----- Data entries

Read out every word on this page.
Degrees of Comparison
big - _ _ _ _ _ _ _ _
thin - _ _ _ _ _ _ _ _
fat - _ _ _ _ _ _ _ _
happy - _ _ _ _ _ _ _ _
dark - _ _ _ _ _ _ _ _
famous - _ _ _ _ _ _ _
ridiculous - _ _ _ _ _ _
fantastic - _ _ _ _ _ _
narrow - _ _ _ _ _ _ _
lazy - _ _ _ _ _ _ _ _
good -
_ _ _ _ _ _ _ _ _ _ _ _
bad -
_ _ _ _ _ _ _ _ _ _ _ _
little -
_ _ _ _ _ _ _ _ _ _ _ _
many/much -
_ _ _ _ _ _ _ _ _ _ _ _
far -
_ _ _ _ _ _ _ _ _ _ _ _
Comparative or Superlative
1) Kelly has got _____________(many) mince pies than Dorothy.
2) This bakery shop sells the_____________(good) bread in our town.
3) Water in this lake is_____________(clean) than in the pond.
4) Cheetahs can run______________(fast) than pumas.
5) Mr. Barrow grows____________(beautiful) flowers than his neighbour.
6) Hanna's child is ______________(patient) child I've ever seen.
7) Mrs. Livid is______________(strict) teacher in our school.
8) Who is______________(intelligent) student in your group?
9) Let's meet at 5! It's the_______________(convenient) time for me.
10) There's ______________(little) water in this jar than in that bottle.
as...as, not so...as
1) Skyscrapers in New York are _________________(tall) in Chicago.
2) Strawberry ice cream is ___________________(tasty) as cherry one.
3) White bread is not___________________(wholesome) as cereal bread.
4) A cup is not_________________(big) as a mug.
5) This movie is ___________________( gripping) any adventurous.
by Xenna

----------

Extract all of the material exactly as it is written.

Read out every word on this page.
Degrees of Comparison
big - _ _ _ _ _ _ _ _
thin - _ _ _ _ _ _ _ _
fat - _ _ _ _ _ _ _ _
happy - _ _ _ _ _ _ _ _
dark - _ _ _ _ _ _ _ _
famous - _ _ _ _ _ _ _
ridiculous - _ _ _ _ _ _
fantastic - _ _ _ _ _ _
narrow - _ _ _ _ _ _ _
lazy - _ _ _ _ _ _ _ _
good -
_ _ _ _ _ _ _ _ _ _ _ _
bad -
_ _ _ _ _ _ _ _ _ _ _ _
little -
_ _ _ _ _ _ _ _ _ _ _ _
many/much -
_ _ _ _ _ _ _ _ _ _ _ _
far -
_ _ _ _ _ _ _ _ _ _ _ _
Comparative or Superlative
1) Kelly has got _____________(many) mince pies than Dorothy.
2) This bakery shop sells the_____________(good) bread in our town.
3) Water in this lake is_____________(clean) than in the pond.
4) Cheetahs can run______________(fast) than pumas.
5) Mr. Barrow grows____________(beautiful) flowers than his neighbour.
6) Hanna's child is ______________(patient) child I've ever seen.
7) Mrs. Livid is______________(strict) teacher in our school.
8) Who is______________(intelligent) student in your group?
9) Let's meet at 5! It's the_______________(convenient) time for me.
10) There's ______________(little) water in this jar than in that bottle.
as...as, not so...as
1) Skyscrapers in New York are _________________(tall) in Chicago.
2) Strawberry ice cream is ___________________(tasty) as cherry one.
3) White bread is not___________________(wholesome) as cereal bread.
4) A cup is not_________________(big) as a mug.
5) This movie is ___________________( gripping) any adventurous.
by Xenna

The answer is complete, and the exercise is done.